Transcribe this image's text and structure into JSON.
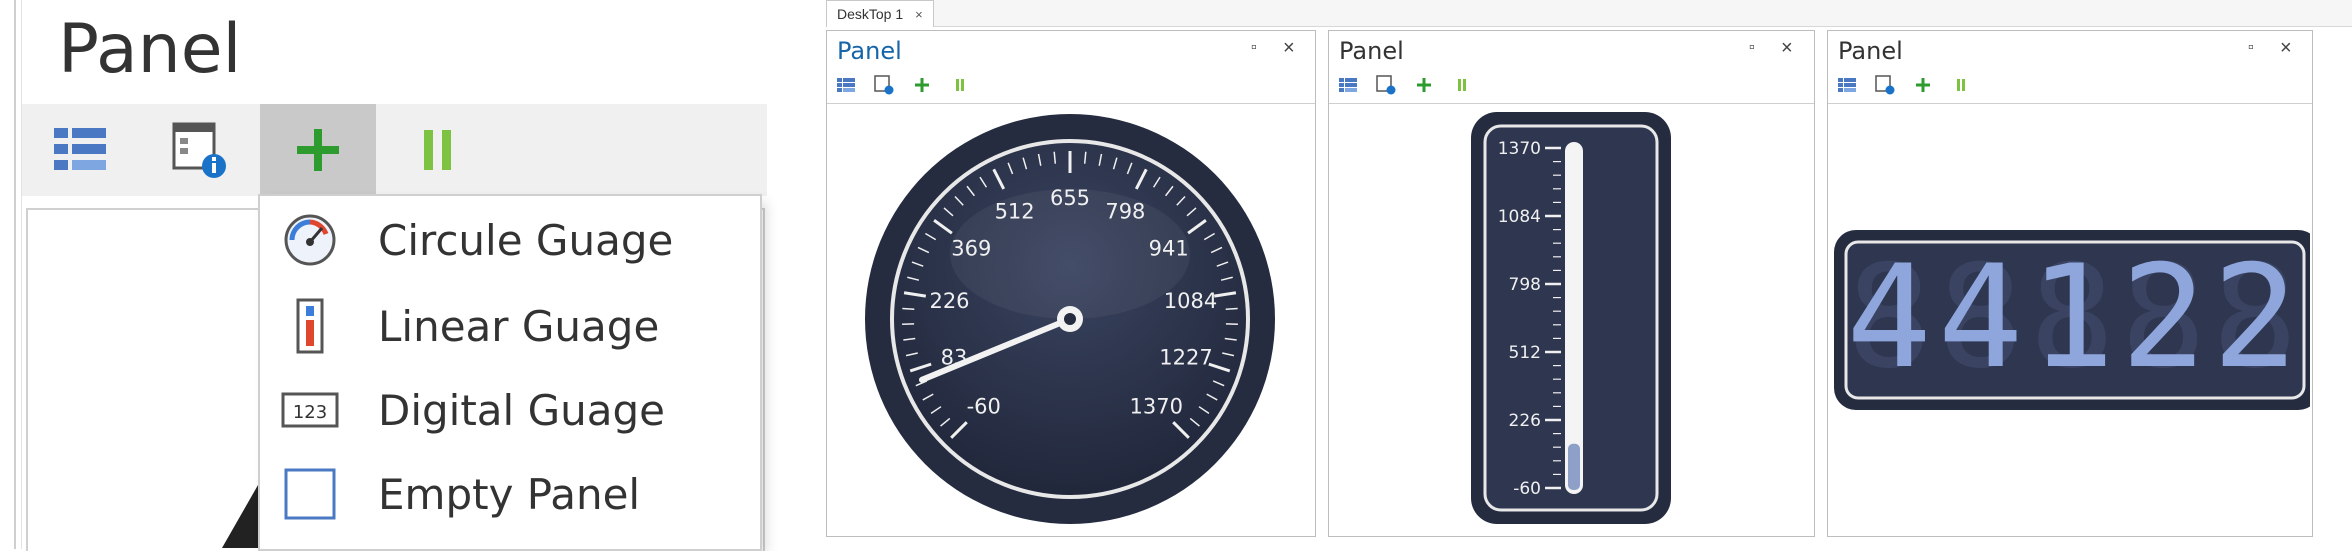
{
  "zoom": {
    "title": "Panel",
    "menu_items": [
      {
        "label": "Circule Guage",
        "icon": "circle-gauge-icon"
      },
      {
        "label": "Linear Guage",
        "icon": "linear-gauge-icon"
      },
      {
        "label": "Digital Guage",
        "icon": "digital-gauge-icon"
      },
      {
        "label": "Empty Panel",
        "icon": "empty-panel-icon"
      }
    ],
    "digital_icon_text": "123"
  },
  "desktop": {
    "tab_label": "DeskTop 1",
    "tab_close": "×",
    "panels": [
      {
        "title": "Panel",
        "title_color": "#1565a8"
      },
      {
        "title": "Panel",
        "title_color": "#333333"
      },
      {
        "title": "Panel",
        "title_color": "#333333"
      }
    ],
    "max_glyph": "▫",
    "close_glyph": "×"
  },
  "circle_gauge": {
    "tick_labels": [
      "-60",
      "83",
      "226",
      "369",
      "512",
      "655",
      "798",
      "941",
      "1084",
      "1227",
      "1370"
    ],
    "min": -60,
    "max": 1370,
    "value": 60
  },
  "linear_gauge": {
    "tick_labels": [
      "1370",
      "1084",
      "798",
      "512",
      "226",
      "-60"
    ],
    "min": -60,
    "max": 1370,
    "value": 0
  },
  "digital_gauge": {
    "value": "44122"
  },
  "colors": {
    "accent_green": "#2e9b2e",
    "pause_green": "#7ec241",
    "gauge_face": "#2a3148",
    "digit_color": "#8fa6dc"
  }
}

What you should do = Quote every line word for word and keep the images out of the copy.

Task response =
Transcribe this image's text and structure into JSON.
{
  "zoom": {
    "title": "Panel",
    "menu_items": [
      {
        "label": "Circule Guage",
        "icon": "circle-gauge-icon"
      },
      {
        "label": "Linear Guage",
        "icon": "linear-gauge-icon"
      },
      {
        "label": "Digital Guage",
        "icon": "digital-gauge-icon"
      },
      {
        "label": "Empty Panel",
        "icon": "empty-panel-icon"
      }
    ],
    "digital_icon_text": "123"
  },
  "desktop": {
    "tab_label": "DeskTop 1",
    "tab_close": "×",
    "panels": [
      {
        "title": "Panel",
        "title_color": "#1565a8"
      },
      {
        "title": "Panel",
        "title_color": "#333333"
      },
      {
        "title": "Panel",
        "title_color": "#333333"
      }
    ],
    "max_glyph": "▫",
    "close_glyph": "×"
  },
  "circle_gauge": {
    "tick_labels": [
      "-60",
      "83",
      "226",
      "369",
      "512",
      "655",
      "798",
      "941",
      "1084",
      "1227",
      "1370"
    ],
    "min": -60,
    "max": 1370,
    "value": 60
  },
  "linear_gauge": {
    "tick_labels": [
      "1370",
      "1084",
      "798",
      "512",
      "226",
      "-60"
    ],
    "min": -60,
    "max": 1370,
    "value": 0
  },
  "digital_gauge": {
    "value": "44122"
  },
  "colors": {
    "accent_green": "#2e9b2e",
    "pause_green": "#7ec241",
    "gauge_face": "#2a3148",
    "digit_color": "#8fa6dc"
  }
}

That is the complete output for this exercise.